- **What the task requires**: From the entries below, gather every line containing the string "title".

[Dataset entries]
——

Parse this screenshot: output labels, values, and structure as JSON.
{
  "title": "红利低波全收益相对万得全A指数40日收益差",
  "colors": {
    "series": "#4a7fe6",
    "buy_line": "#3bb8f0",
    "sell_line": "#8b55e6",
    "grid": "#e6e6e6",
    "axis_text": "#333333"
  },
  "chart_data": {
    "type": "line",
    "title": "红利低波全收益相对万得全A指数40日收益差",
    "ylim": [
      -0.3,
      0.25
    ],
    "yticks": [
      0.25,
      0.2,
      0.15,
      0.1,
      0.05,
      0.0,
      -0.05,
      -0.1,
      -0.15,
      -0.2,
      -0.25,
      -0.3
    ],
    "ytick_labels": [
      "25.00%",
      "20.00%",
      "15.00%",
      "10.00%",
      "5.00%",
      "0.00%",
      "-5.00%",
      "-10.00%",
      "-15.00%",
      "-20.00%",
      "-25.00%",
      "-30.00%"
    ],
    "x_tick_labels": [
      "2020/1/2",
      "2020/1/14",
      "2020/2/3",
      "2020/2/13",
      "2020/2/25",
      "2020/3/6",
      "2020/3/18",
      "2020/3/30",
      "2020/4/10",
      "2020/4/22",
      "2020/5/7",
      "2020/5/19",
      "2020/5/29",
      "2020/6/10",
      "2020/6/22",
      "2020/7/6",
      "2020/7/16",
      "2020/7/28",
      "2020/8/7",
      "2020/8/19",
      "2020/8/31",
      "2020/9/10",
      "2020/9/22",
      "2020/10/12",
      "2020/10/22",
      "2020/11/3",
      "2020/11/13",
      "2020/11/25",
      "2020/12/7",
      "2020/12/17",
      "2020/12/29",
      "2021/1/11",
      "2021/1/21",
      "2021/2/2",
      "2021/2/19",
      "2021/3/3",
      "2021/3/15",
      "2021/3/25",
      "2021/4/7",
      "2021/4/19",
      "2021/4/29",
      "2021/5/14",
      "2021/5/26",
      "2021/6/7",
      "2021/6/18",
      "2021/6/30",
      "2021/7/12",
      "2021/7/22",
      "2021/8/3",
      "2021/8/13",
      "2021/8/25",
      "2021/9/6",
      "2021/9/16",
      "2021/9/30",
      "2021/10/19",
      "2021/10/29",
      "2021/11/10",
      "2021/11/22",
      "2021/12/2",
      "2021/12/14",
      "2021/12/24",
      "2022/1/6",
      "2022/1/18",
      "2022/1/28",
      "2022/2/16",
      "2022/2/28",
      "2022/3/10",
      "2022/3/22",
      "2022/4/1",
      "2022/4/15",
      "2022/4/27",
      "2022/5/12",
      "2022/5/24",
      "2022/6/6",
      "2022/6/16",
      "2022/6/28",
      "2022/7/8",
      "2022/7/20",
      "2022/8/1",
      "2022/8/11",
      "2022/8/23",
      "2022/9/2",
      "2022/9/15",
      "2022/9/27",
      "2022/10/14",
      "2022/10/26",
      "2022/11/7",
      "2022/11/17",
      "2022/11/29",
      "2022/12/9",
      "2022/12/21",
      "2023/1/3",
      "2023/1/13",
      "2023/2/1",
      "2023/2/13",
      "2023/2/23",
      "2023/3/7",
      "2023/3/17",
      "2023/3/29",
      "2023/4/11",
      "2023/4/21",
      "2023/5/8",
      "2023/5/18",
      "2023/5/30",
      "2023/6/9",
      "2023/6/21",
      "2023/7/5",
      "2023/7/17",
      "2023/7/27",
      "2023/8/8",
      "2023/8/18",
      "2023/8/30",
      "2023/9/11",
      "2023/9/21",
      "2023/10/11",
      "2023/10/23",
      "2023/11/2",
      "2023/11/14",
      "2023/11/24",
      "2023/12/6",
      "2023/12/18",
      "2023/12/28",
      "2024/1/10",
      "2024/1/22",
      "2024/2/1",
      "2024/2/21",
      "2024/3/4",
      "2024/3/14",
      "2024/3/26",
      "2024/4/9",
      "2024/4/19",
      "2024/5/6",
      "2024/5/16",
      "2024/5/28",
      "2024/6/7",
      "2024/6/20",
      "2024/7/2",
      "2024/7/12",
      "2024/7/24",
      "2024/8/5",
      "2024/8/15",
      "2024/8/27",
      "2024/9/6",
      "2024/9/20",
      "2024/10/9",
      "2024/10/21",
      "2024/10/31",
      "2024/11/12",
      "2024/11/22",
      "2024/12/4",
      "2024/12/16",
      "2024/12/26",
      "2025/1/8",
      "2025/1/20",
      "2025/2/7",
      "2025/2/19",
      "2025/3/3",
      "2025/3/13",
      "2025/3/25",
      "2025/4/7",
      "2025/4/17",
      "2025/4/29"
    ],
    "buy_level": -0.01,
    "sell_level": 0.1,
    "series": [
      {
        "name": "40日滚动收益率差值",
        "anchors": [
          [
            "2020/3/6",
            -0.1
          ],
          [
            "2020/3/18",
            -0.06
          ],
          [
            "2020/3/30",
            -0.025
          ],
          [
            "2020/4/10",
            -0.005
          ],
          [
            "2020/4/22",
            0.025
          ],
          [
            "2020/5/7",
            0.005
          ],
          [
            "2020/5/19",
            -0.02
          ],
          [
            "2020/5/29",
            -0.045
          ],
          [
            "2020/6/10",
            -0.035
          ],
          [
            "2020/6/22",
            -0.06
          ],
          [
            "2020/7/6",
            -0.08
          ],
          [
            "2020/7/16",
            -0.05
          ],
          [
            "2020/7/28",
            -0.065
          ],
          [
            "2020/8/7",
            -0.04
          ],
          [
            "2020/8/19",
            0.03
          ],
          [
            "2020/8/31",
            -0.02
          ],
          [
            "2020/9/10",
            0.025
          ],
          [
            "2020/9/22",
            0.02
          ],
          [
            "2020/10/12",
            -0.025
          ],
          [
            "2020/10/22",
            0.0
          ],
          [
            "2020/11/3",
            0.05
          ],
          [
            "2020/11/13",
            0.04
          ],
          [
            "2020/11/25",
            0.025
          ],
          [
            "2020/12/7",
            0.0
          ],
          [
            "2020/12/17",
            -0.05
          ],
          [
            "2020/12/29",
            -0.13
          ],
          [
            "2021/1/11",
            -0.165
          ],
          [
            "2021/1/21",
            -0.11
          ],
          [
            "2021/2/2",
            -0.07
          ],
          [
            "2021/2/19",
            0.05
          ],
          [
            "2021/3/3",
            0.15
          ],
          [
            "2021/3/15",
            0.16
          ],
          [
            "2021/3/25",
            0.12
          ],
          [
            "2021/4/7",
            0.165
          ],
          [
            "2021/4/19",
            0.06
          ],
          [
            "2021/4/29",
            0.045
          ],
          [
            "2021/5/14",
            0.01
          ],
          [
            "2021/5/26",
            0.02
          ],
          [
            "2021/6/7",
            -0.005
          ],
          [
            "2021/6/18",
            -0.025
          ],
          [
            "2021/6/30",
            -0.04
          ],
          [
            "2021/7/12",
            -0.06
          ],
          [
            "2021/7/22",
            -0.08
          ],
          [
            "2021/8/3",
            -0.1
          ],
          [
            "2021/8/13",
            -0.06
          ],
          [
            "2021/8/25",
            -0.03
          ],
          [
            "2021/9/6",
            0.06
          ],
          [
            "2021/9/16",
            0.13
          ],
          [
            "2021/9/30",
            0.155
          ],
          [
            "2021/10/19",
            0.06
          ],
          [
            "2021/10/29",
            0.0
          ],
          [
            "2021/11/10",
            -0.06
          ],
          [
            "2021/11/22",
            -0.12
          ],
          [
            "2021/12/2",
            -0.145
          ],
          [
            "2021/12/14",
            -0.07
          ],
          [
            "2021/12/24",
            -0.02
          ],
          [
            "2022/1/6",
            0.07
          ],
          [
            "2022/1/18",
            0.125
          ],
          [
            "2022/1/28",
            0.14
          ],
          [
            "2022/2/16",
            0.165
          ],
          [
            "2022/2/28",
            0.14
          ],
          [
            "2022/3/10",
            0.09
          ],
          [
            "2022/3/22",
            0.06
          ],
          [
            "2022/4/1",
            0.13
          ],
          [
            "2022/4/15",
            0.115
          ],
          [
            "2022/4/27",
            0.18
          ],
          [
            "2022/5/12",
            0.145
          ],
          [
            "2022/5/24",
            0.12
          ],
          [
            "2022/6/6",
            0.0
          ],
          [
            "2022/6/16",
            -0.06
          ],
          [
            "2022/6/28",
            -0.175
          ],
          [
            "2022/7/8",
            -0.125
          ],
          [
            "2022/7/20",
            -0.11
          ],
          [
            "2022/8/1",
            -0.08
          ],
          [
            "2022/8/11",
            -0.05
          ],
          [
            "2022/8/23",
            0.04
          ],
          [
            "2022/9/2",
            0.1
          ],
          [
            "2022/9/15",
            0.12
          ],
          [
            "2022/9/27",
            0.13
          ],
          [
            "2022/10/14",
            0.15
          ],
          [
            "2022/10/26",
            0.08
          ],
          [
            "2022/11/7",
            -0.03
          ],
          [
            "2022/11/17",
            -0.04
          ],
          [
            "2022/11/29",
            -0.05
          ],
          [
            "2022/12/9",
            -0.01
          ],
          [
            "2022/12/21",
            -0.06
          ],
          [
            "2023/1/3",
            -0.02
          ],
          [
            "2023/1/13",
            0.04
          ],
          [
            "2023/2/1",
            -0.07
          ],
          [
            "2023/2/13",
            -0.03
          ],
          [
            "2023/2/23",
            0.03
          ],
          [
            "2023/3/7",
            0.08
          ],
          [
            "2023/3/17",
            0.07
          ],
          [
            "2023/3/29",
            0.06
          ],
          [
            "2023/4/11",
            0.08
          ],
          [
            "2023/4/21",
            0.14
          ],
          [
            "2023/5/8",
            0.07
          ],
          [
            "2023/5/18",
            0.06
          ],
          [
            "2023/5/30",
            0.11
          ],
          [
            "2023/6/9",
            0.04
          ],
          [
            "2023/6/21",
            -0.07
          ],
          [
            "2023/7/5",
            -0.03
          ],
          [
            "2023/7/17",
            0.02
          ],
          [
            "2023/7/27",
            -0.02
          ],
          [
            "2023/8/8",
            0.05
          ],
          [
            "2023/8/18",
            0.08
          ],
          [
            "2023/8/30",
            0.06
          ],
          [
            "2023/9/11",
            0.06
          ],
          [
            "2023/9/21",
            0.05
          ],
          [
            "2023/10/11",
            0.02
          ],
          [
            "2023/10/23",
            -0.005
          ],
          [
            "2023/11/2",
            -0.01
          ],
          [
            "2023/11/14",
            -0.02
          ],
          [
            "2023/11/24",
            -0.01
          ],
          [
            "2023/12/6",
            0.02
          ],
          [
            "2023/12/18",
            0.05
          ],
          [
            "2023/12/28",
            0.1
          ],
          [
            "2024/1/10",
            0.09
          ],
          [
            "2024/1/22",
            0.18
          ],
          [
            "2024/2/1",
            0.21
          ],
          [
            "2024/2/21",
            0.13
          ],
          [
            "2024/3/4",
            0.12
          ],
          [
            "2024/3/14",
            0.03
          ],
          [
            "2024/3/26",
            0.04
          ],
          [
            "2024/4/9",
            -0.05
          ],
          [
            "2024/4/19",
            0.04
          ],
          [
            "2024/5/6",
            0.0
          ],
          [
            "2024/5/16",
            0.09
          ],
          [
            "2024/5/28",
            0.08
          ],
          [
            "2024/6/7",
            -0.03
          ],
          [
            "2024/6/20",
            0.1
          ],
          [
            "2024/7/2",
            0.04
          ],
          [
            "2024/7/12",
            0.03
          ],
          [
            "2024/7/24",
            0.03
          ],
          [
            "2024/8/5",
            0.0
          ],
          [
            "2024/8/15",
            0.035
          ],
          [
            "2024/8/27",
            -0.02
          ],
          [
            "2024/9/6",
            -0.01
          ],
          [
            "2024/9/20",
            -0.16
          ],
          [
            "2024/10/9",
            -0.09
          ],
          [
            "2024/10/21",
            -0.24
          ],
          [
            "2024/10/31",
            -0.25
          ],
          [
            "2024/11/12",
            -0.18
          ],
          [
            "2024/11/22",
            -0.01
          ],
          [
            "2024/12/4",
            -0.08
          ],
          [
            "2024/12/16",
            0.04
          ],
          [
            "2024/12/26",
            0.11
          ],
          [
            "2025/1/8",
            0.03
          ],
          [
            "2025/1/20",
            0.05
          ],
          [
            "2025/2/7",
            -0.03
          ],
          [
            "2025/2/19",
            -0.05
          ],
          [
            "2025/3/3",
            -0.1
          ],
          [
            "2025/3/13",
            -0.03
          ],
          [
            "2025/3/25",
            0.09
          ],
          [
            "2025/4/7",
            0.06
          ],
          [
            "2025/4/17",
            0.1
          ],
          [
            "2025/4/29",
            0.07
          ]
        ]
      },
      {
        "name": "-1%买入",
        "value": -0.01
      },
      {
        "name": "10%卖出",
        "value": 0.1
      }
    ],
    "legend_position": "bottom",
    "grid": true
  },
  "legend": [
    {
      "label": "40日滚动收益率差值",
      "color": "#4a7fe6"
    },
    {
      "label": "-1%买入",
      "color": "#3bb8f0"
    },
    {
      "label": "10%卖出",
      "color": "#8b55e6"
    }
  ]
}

——

- **Finished answer**:
  "title": "红利低波全收益相对万得全A指数40日收益差",
    "title": "红利低波全收益相对万得全A指数40日收益差",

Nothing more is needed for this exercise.